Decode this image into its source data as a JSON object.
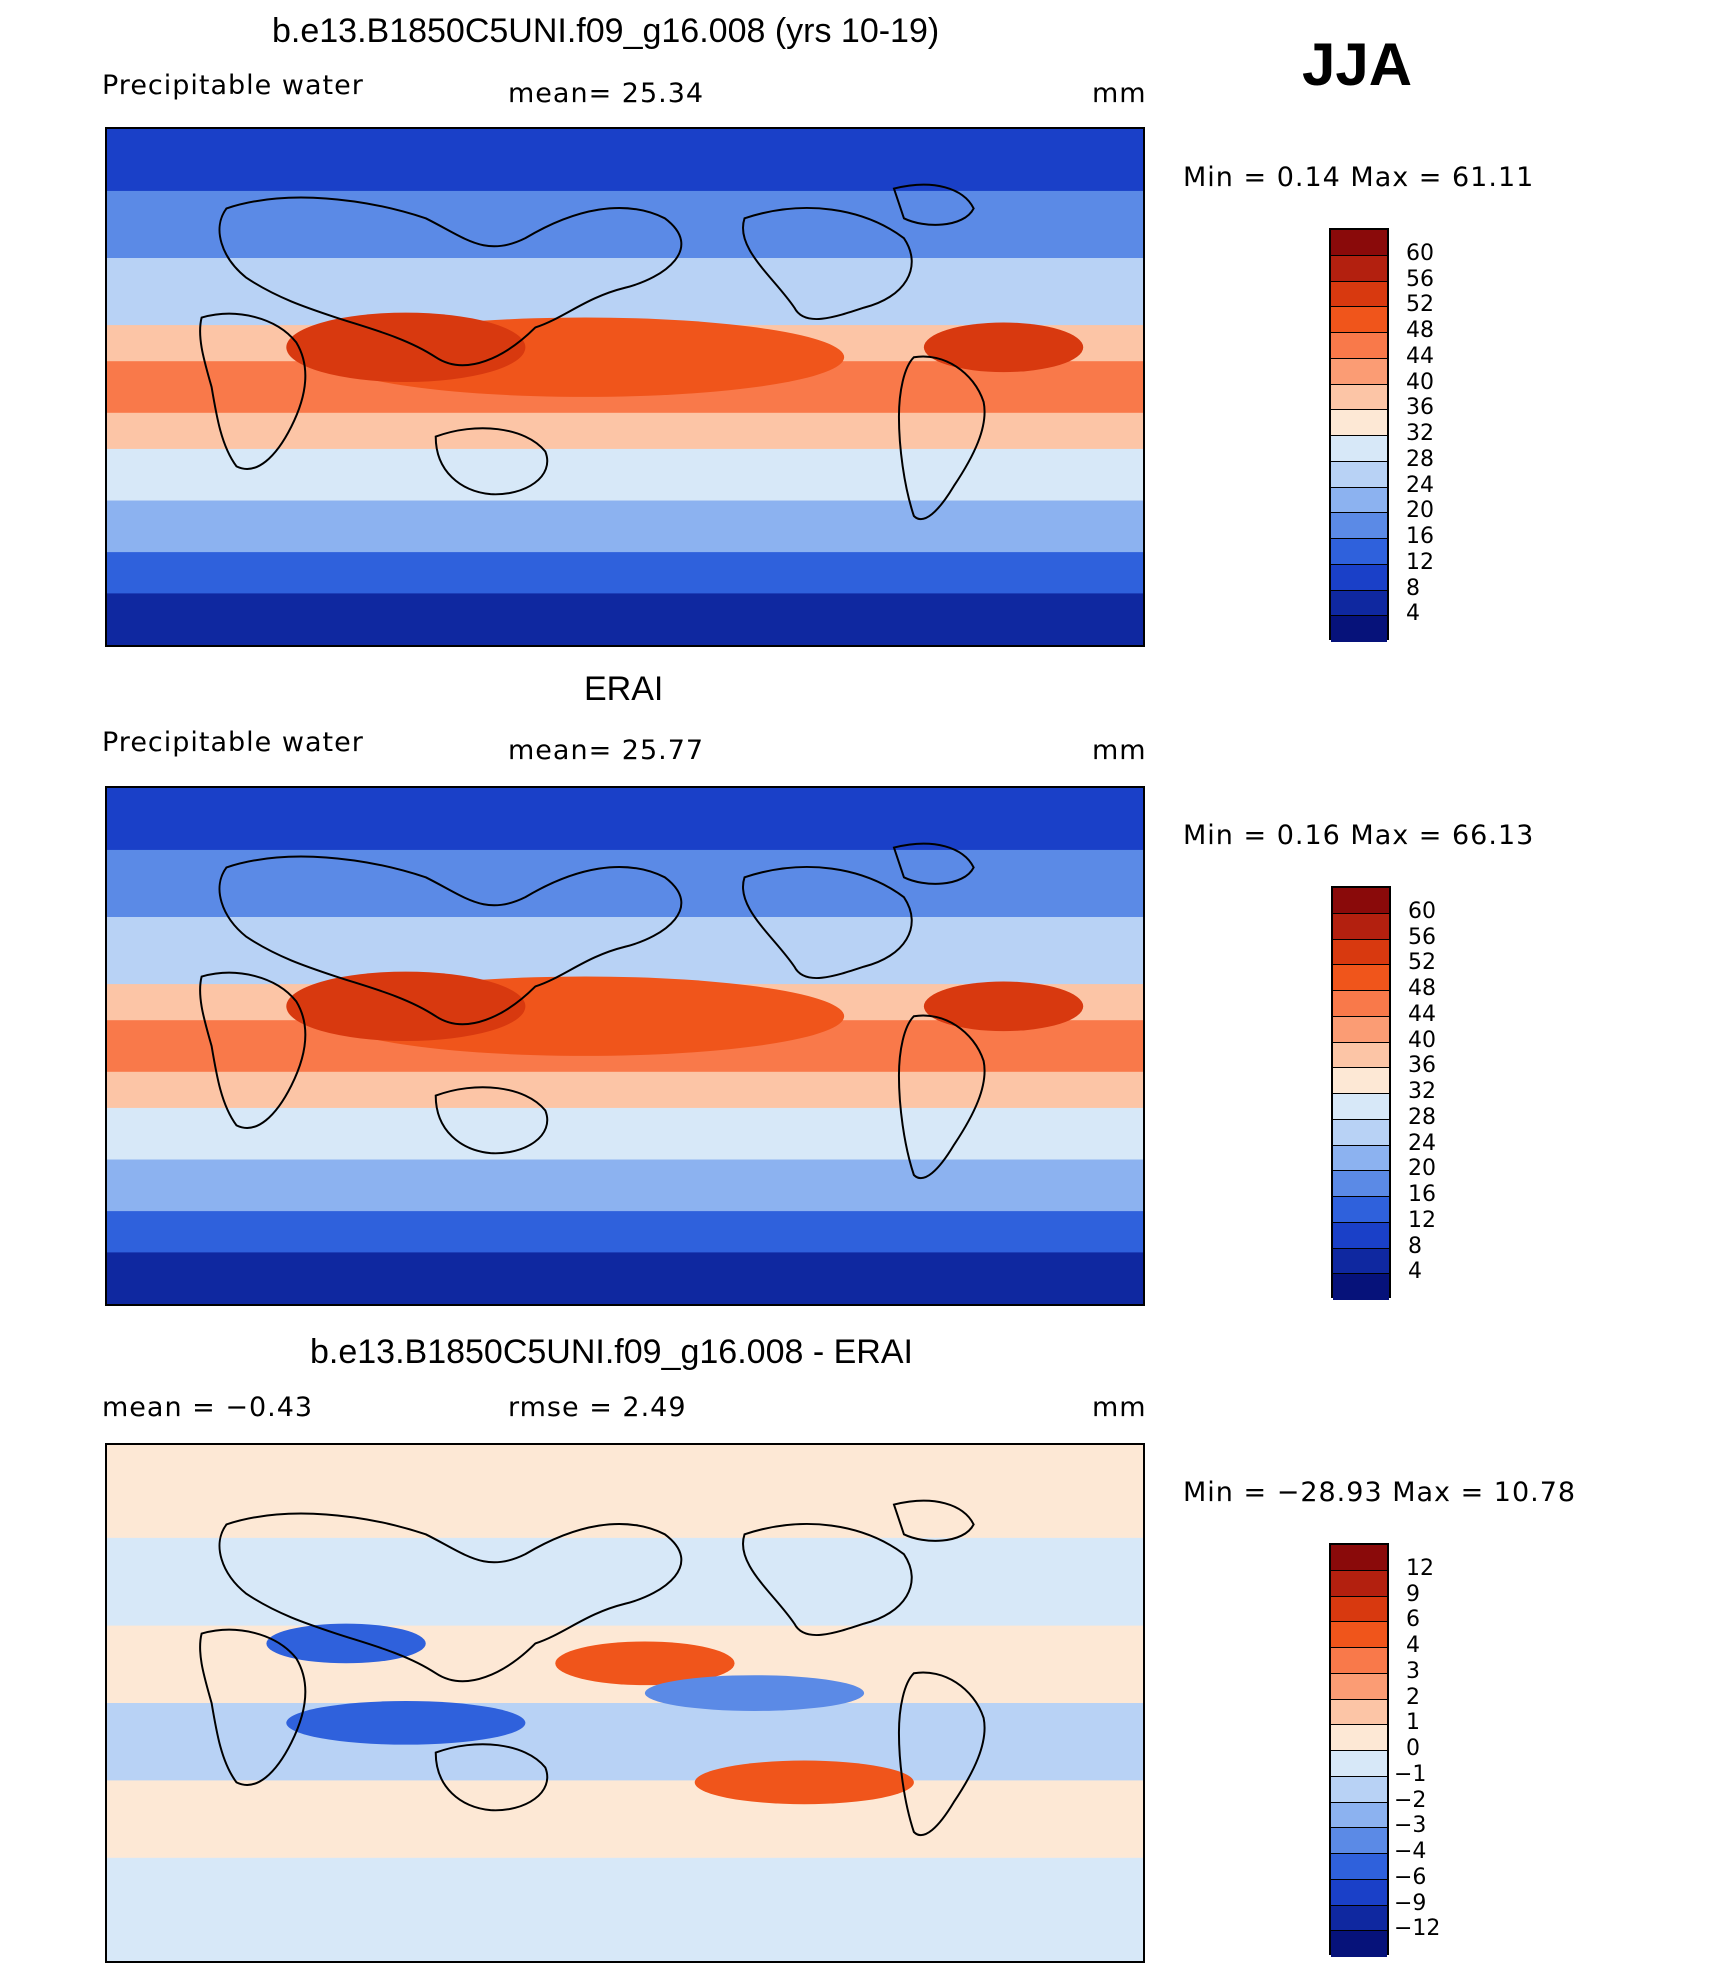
{
  "season": "JJA",
  "panels": [
    {
      "id": "model",
      "title": "b.e13.B1850C5UNI.f09_g16.008 (yrs 10-19)",
      "left_label": "Precipitable  water",
      "center_label": "mean=   25.34",
      "units": "mm",
      "minmax": "Min  =     0.14  Max  =    61.11",
      "colorbar_labels": [
        "60",
        "56",
        "52",
        "48",
        "44",
        "40",
        "36",
        "32",
        "28",
        "24",
        "20",
        "16",
        "12",
        "8",
        "4"
      ],
      "colors": [
        "#8a0a0a",
        "#b3200f",
        "#d8390f",
        "#f0551b",
        "#f9794a",
        "#fb9c74",
        "#fcc5a6",
        "#fde8d5",
        "#d7e8f8",
        "#b8d2f5",
        "#8cb2f0",
        "#5b8ae6",
        "#2f61dc",
        "#1a40c8",
        "#0f28a0",
        "#06127a"
      ]
    },
    {
      "id": "obs",
      "title": "ERAI",
      "left_label": "Precipitable  water",
      "center_label": "mean=   25.77",
      "units": "mm",
      "minmax": "Min  =     0.16  Max  =    66.13",
      "colorbar_labels": [
        "60",
        "56",
        "52",
        "48",
        "44",
        "40",
        "36",
        "32",
        "28",
        "24",
        "20",
        "16",
        "12",
        "8",
        "4"
      ],
      "colors": [
        "#8a0a0a",
        "#b3200f",
        "#d8390f",
        "#f0551b",
        "#f9794a",
        "#fb9c74",
        "#fcc5a6",
        "#fde8d5",
        "#d7e8f8",
        "#b8d2f5",
        "#8cb2f0",
        "#5b8ae6",
        "#2f61dc",
        "#1a40c8",
        "#0f28a0",
        "#06127a"
      ]
    },
    {
      "id": "diff",
      "title": "b.e13.B1850C5UNI.f09_g16.008 - ERAI",
      "left_label": "mean  =    −0.43",
      "center_label": "rmse  =     2.49",
      "units": "mm",
      "minmax": "Min  = −28.93  Max  =    10.78",
      "colorbar_labels": [
        "12",
        "9",
        "6",
        "4",
        "3",
        "2",
        "1",
        "0",
        "−1",
        "−2",
        "−3",
        "−4",
        "−6",
        "−9",
        "−12"
      ],
      "colors": [
        "#8a0a0a",
        "#b3200f",
        "#d8390f",
        "#f0551b",
        "#f9794a",
        "#fb9c74",
        "#fcc5a6",
        "#fde8d5",
        "#d7e8f8",
        "#b8d2f5",
        "#8cb2f0",
        "#5b8ae6",
        "#2f61dc",
        "#1a40c8",
        "#0f28a0",
        "#06127a"
      ]
    }
  ]
}
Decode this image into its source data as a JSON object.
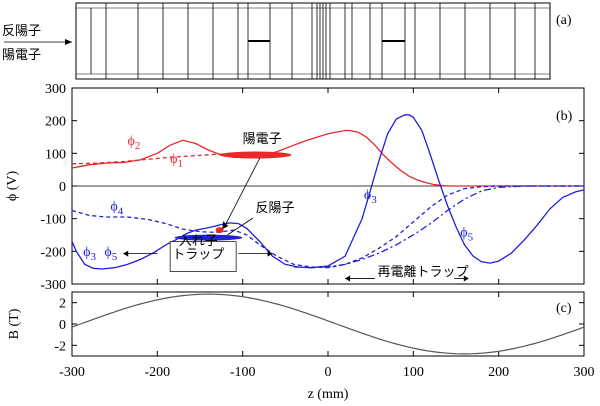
{
  "chart_data": [
    {
      "panel": "(a)",
      "type": "diagram",
      "title": "electrode stack",
      "labels": [
        "反陽子",
        "陽電子"
      ],
      "panel_label": "(a)"
    },
    {
      "panel": "(b)",
      "type": "line",
      "panel_label": "(b)",
      "ylabel": "ϕ (V)",
      "xlim": [
        -300,
        300
      ],
      "ylim": [
        -300,
        300
      ],
      "yticks": [
        -300,
        -200,
        -100,
        0,
        100,
        200,
        300
      ],
      "colors": {
        "red": "#e8282b",
        "blue": "#2020d8"
      },
      "series": [
        {
          "name": "ϕ2",
          "color": "red",
          "style": "solid",
          "x": [
            -300,
            -280,
            -260,
            -240,
            -220,
            -200,
            -185,
            -170,
            -155,
            -140,
            -125,
            -110,
            -100,
            -90,
            -75,
            -60,
            -45,
            -30,
            -15,
            0,
            10,
            20,
            25,
            35,
            45,
            55,
            65,
            75,
            85,
            95,
            105,
            115,
            125,
            135,
            145,
            160,
            180,
            200,
            230,
            260,
            300
          ],
          "y": [
            55,
            65,
            70,
            72,
            80,
            100,
            125,
            140,
            130,
            110,
            95,
            88,
            88,
            90,
            95,
            105,
            120,
            135,
            148,
            160,
            165,
            170,
            170,
            165,
            150,
            125,
            95,
            70,
            48,
            30,
            18,
            10,
            4,
            1,
            0,
            0,
            0,
            0,
            0,
            0,
            0
          ]
        },
        {
          "name": "ϕ1",
          "color": "red",
          "style": "dashed",
          "x": [
            -300,
            -270,
            -240,
            -210,
            -185,
            -160,
            -130,
            -110,
            -90,
            -70,
            -55,
            -45
          ],
          "y": [
            68,
            70,
            75,
            82,
            88,
            92,
            97,
            98,
            98,
            97,
            96,
            95
          ]
        },
        {
          "name": "ϕ4",
          "color": "blue",
          "style": "dashed",
          "x": [
            -300,
            -280,
            -260,
            -235,
            -210,
            -190,
            -170,
            -150,
            -130,
            -110,
            -95,
            -80,
            -60,
            -40,
            -20,
            0,
            20,
            40,
            60,
            80,
            100,
            120,
            140,
            160,
            180,
            200,
            230,
            260,
            300
          ],
          "y": [
            -75,
            -90,
            -95,
            -95,
            -103,
            -115,
            -132,
            -140,
            -142,
            -135,
            -150,
            -180,
            -215,
            -240,
            -248,
            -250,
            -240,
            -220,
            -190,
            -155,
            -110,
            -65,
            -28,
            -8,
            -2,
            0,
            0,
            0,
            0
          ]
        },
        {
          "name": "ϕ3",
          "color": "blue",
          "style": "solid",
          "x": [
            -300,
            -295,
            -285,
            -275,
            -265,
            -250,
            -235,
            -220,
            -205,
            -190,
            -175,
            -165,
            -155,
            -145,
            -135,
            -125,
            -115,
            -105,
            -95,
            -80,
            -65,
            -50,
            -35,
            -20,
            0,
            20,
            40,
            50,
            60,
            70,
            80,
            90,
            95,
            100,
            110,
            120,
            130,
            140,
            150,
            160,
            170,
            180,
            190,
            200,
            215,
            230,
            245,
            260,
            275,
            290,
            300
          ],
          "y": [
            -170,
            -200,
            -240,
            -252,
            -254,
            -250,
            -240,
            -225,
            -205,
            -180,
            -160,
            -145,
            -135,
            -130,
            -125,
            -118,
            -113,
            -115,
            -130,
            -170,
            -215,
            -240,
            -248,
            -250,
            -245,
            -215,
            -100,
            -10,
            80,
            160,
            205,
            218,
            218,
            210,
            170,
            95,
            15,
            -60,
            -125,
            -180,
            -215,
            -232,
            -236,
            -230,
            -205,
            -165,
            -120,
            -70,
            -35,
            -18,
            -12
          ]
        },
        {
          "name": "ϕ5",
          "color": "blue",
          "style": "dashdot",
          "x": [
            -40,
            -20,
            0,
            20,
            40,
            60,
            80,
            100,
            120,
            140,
            160,
            180,
            200,
            230,
            260,
            300
          ],
          "y": [
            -248,
            -250,
            -248,
            -240,
            -225,
            -205,
            -180,
            -150,
            -115,
            -75,
            -40,
            -15,
            -4,
            0,
            0,
            0
          ]
        }
      ],
      "labels": {
        "phi2": "ϕ2",
        "phi1": "ϕ1",
        "phi4": "ϕ4",
        "phi3_left": "ϕ3",
        "phi5_left": "ϕ5",
        "phi3_right": "ϕ3",
        "phi5_right": "ϕ5",
        "positron": "陽電子",
        "antiproton": "反陽子",
        "trap_top": "入れ子",
        "trap_bottom": "トラップ",
        "recomb": "再電離トラップ"
      }
    },
    {
      "panel": "(c)",
      "type": "line",
      "panel_label": "(c)",
      "ylabel": "B (T)",
      "xlabel": "z (mm)",
      "xlim": [
        -300,
        300
      ],
      "ylim": [
        -3,
        3
      ],
      "yticks": [
        -2,
        0,
        2
      ],
      "xticks": [
        -300,
        -200,
        -100,
        0,
        100,
        200,
        300
      ],
      "series": [
        {
          "name": "B",
          "color": "#555555",
          "style": "solid",
          "function": "sine",
          "amplitude": 2.8,
          "period_mm": 600,
          "peak_at_mm": -140
        }
      ]
    }
  ]
}
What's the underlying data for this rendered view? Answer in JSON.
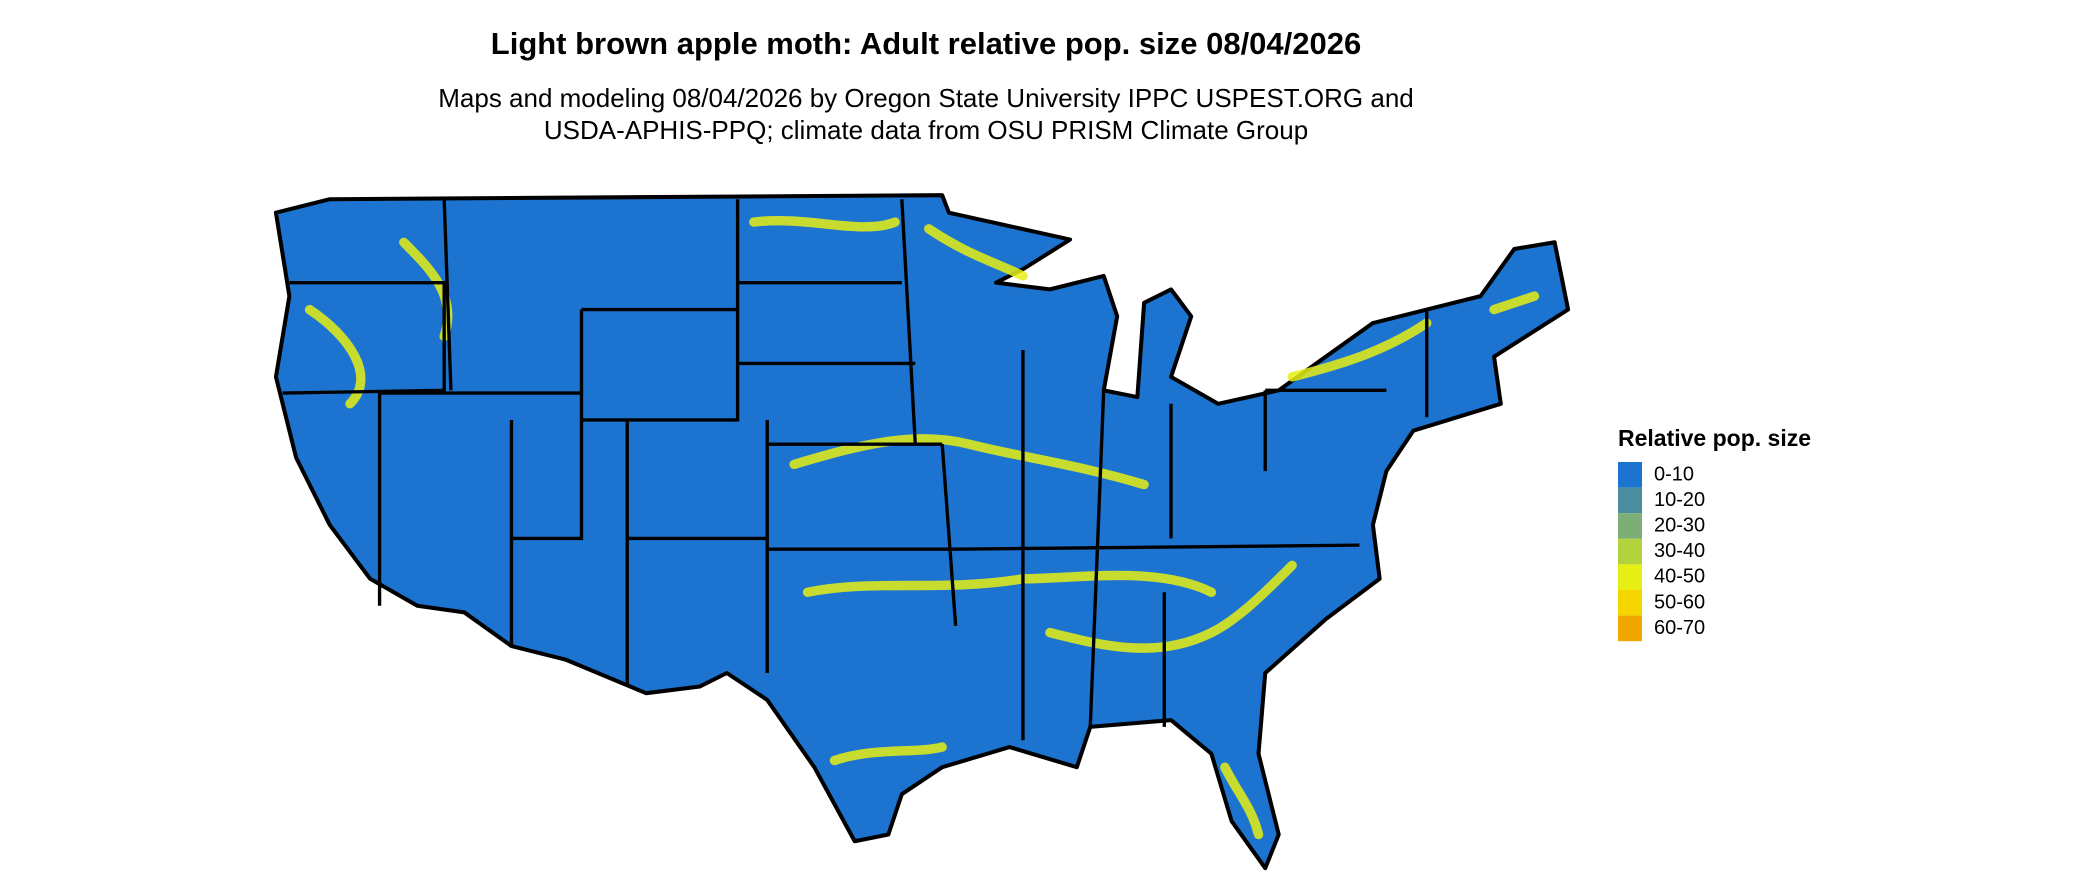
{
  "title": "Light brown apple moth: Adult relative pop. size 08/04/2026",
  "subtitle": [
    "Maps and modeling 08/04/2026 by Oregon State University IPPC USPEST.ORG and",
    "USDA-APHIS-PPQ; climate data from OSU PRISM Climate Group"
  ],
  "legend": {
    "title": "Relative pop. size",
    "items": [
      {
        "label": "0-10",
        "color": "#1c74d0"
      },
      {
        "label": "10-20",
        "color": "#4a8ea0"
      },
      {
        "label": "20-30",
        "color": "#7cae76"
      },
      {
        "label": "30-40",
        "color": "#b2d23e"
      },
      {
        "label": "40-50",
        "color": "#e6ee14"
      },
      {
        "label": "50-60",
        "color": "#f6d600"
      },
      {
        "label": "60-70",
        "color": "#f0a800"
      }
    ]
  }
}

──────

* DO THIS *
Select and copy each line from the data that includes the word "size".

* SOLUTION FOR THIS TASK *
  "title": "Light brown apple moth: Adult relative pop. size 08/04/2026",
    "title": "Relative pop. size",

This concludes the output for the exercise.